▶ **SET EXERCISE**:
Find "Transcribe the text in this document." in the material below, then copy that line and every subsequent line to the end, exactly.

(Collection entries)
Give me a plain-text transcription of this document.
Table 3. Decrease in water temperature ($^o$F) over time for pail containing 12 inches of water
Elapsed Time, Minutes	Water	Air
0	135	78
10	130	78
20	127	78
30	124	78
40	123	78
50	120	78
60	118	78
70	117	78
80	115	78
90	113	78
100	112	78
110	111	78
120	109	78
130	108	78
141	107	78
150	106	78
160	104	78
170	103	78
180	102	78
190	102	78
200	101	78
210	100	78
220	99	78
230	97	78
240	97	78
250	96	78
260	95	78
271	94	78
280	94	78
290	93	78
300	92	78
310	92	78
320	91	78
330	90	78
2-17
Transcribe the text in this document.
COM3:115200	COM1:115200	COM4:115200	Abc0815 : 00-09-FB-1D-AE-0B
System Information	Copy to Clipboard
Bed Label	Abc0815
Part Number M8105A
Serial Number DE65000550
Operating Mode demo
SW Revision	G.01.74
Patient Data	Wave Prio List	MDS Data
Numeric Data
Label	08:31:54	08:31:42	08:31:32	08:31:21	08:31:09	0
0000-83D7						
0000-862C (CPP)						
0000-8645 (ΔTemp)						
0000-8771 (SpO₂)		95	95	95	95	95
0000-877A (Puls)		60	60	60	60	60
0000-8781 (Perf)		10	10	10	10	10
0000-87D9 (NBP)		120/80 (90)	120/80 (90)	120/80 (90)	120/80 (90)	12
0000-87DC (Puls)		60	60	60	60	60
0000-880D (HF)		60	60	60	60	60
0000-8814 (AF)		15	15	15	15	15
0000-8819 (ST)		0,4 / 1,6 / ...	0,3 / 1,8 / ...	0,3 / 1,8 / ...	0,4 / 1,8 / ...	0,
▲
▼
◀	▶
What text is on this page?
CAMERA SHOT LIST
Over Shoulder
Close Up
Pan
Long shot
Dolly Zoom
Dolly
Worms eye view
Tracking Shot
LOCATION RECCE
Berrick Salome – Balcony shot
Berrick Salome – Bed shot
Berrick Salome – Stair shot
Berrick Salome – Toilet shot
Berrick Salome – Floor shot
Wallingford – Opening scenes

▶ **SOLUTION BELOW**:
Transcribe the text in this document.
COM3:115200	COM1:115200	COM4:115200	Abc0815 : 00-09-FB-1D-AE-0B
System Information	Copy to Clipboard
Bed Label	Abc0815
Part Number M8105A
Serial Number DE65000550
Operating Mode demo
SW Revision	G.01.74
Patient Data	Wave Prio List	MDS Data
Numeric Data
Label	08:31:54	08:31:42	08:31:32	08:31:21	08:31:09	0
0000-83D7						
0000-862C (CPP)						
0000-8645 (ΔTemp)						
0000-8771 (SpO₂)		95	95	95	95	95
0000-877A (Puls)		60	60	60	60	60
0000-8781 (Perf)		10	10	10	10	10
0000-87D9 (NBP)		120/80 (90)	120/80 (90)	120/80 (90)	120/80 (90)	12
0000-87DC (Puls)		60	60	60	60	60
0000-880D (HF)		60	60	60	60	60
0000-8814 (AF)		15	15	15	15	15
0000-8819 (ST)		0,4 / 1,6 / ...	0,3 / 1,8 / ...	0,3 / 1,8 / ...	0,4 / 1,8 / ...	0,
▲
▼
◀	▶
What text is on this page?
CAMERA SHOT LIST
Over Shoulder
Close Up
Pan
Long shot
Dolly Zoom
Dolly
Worms eye view
Tracking Shot
LOCATION RECCE
Berrick Salome – Balcony shot
Berrick Salome – Bed shot
Berrick Salome – Stair shot
Berrick Salome – Toilet shot
Berrick Salome – Floor shot
Wallingford – Opening scenes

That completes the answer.